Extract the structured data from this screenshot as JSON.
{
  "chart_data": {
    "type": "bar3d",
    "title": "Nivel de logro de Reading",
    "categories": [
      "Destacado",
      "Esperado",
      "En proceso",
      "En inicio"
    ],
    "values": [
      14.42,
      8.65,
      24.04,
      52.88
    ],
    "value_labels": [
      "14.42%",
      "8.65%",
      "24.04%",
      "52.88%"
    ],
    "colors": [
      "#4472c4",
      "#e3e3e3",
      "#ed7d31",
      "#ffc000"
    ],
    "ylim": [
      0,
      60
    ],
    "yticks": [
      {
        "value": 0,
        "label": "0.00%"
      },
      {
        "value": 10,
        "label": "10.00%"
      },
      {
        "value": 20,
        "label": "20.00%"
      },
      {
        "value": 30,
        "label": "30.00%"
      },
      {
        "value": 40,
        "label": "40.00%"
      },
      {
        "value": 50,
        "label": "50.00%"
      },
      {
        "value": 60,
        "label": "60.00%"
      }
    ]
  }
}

# # #

Short problem
Every entry should be output exactly as written, please.

Exercise output
Extract the structured data from this screenshot as JSON.
{
  "chart_data": {
    "type": "bar3d",
    "title": "Nivel de logro de Reading",
    "categories": [
      "Destacado",
      "Esperado",
      "En proceso",
      "En inicio"
    ],
    "values": [
      14.42,
      8.65,
      24.04,
      52.88
    ],
    "value_labels": [
      "14.42%",
      "8.65%",
      "24.04%",
      "52.88%"
    ],
    "colors": [
      "#4472c4",
      "#e3e3e3",
      "#ed7d31",
      "#ffc000"
    ],
    "ylim": [
      0,
      60
    ],
    "yticks": [
      {
        "value": 0,
        "label": "0.00%"
      },
      {
        "value": 10,
        "label": "10.00%"
      },
      {
        "value": 20,
        "label": "20.00%"
      },
      {
        "value": 30,
        "label": "30.00%"
      },
      {
        "value": 40,
        "label": "40.00%"
      },
      {
        "value": 50,
        "label": "50.00%"
      },
      {
        "value": 60,
        "label": "60.00%"
      }
    ]
  }
}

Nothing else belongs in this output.